→ Rows from a dataset
|---|
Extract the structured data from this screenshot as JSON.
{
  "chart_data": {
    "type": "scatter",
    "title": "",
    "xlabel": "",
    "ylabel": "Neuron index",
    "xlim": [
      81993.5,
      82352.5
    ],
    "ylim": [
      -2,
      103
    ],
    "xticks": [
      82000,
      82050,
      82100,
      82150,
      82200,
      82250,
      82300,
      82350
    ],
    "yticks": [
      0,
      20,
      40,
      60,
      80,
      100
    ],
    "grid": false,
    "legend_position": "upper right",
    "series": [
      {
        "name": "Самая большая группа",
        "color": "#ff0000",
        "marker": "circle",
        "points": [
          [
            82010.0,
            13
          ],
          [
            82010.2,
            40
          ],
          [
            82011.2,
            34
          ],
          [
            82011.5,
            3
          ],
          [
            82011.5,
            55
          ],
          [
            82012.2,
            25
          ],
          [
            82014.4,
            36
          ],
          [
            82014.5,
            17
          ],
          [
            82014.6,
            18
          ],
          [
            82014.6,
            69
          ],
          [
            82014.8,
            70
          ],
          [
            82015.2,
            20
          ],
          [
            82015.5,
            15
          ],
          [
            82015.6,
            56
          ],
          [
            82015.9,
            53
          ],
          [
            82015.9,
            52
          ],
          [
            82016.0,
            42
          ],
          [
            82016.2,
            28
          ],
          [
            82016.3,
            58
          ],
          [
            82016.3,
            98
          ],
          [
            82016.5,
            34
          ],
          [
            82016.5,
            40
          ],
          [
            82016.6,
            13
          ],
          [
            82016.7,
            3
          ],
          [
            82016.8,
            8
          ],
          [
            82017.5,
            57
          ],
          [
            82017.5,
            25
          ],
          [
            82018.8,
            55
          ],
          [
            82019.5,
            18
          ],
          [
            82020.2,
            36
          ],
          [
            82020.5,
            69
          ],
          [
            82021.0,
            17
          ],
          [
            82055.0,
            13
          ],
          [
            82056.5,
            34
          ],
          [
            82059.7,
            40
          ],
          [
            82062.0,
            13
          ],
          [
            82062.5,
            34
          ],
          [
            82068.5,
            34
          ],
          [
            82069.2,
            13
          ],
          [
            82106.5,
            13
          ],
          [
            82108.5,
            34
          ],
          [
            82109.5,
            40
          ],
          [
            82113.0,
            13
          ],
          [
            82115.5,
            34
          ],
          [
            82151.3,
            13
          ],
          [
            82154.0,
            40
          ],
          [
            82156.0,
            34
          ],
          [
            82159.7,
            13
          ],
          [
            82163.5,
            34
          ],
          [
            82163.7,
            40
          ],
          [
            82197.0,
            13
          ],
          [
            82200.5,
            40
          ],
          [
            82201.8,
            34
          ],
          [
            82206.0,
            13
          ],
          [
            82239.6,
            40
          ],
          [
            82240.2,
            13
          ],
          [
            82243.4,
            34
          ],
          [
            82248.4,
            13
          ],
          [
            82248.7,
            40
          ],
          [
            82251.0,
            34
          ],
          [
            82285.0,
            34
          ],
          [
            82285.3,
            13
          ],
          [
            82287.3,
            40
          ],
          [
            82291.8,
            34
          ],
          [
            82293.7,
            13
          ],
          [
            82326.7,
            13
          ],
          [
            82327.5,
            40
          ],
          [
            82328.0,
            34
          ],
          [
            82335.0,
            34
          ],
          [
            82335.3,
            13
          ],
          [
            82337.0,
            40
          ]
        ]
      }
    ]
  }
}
|---|
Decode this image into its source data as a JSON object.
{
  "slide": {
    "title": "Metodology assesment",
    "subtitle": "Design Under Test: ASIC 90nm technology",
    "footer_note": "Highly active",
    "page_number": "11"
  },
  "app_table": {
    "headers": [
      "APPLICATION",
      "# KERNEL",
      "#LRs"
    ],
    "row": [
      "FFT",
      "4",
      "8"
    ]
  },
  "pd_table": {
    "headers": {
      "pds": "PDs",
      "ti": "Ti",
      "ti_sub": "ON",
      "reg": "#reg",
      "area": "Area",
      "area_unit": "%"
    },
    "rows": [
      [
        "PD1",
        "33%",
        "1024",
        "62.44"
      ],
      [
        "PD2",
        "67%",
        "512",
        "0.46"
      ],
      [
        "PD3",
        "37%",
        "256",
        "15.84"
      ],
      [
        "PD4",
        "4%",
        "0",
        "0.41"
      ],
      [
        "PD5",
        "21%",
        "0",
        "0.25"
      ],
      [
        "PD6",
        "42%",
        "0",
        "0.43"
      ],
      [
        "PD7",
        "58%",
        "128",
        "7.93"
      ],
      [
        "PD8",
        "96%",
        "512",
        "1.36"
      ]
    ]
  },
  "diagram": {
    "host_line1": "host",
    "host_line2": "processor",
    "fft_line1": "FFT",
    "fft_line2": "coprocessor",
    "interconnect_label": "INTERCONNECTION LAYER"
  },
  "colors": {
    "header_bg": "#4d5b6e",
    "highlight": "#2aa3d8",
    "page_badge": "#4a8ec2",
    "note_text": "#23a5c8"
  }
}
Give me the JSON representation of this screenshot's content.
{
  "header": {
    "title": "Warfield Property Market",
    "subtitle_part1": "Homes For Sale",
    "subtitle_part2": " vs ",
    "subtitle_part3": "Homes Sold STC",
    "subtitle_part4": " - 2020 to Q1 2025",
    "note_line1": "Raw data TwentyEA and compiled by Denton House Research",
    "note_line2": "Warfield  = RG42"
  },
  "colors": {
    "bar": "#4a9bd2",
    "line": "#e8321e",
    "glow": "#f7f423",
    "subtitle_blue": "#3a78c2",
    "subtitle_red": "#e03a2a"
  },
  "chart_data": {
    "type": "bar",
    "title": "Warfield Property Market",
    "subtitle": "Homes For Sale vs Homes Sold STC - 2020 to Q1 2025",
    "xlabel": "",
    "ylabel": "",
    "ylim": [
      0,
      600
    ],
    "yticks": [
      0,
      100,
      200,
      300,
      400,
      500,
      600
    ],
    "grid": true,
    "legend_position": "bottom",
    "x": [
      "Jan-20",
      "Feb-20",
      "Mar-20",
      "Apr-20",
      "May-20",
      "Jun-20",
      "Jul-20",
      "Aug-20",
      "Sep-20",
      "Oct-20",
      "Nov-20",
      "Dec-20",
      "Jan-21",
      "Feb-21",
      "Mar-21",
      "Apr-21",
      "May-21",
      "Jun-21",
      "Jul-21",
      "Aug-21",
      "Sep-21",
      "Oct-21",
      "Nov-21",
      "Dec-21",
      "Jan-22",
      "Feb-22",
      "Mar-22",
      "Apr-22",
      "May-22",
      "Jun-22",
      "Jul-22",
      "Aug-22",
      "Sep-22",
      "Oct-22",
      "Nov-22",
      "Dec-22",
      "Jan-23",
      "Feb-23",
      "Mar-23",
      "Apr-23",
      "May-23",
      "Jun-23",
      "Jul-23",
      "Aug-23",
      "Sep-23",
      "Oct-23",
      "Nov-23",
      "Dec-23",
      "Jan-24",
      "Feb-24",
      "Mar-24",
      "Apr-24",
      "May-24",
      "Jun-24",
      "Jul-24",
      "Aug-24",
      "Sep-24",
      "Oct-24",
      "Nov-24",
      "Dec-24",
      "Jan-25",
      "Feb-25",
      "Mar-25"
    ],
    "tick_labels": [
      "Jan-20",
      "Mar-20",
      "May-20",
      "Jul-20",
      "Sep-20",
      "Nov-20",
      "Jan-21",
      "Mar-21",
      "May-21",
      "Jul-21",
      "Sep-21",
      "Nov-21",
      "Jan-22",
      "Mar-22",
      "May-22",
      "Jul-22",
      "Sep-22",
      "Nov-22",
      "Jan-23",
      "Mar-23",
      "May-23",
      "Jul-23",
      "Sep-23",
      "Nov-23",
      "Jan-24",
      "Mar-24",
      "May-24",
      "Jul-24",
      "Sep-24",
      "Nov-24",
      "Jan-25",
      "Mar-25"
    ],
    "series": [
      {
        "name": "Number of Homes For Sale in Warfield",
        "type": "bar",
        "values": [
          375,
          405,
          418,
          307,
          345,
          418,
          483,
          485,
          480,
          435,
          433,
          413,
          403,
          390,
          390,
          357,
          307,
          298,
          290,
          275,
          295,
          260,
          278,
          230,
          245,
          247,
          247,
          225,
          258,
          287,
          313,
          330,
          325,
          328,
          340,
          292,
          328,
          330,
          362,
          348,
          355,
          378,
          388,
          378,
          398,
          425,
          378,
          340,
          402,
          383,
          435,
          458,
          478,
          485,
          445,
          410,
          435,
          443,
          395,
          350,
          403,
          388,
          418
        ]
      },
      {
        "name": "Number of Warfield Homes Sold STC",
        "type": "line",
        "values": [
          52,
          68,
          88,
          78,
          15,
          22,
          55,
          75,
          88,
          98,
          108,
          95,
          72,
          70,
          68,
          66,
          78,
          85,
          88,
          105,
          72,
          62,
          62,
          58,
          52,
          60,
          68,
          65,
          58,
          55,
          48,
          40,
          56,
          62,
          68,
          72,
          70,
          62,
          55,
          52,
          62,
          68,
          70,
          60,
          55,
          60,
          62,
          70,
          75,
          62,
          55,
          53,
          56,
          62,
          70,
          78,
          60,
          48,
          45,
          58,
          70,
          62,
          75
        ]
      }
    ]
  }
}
|---|
From the records above, copy every line that holds the word "type".

    "type": "scatter",
    "type": "bar",
        "type": "bar",
        "type": "line",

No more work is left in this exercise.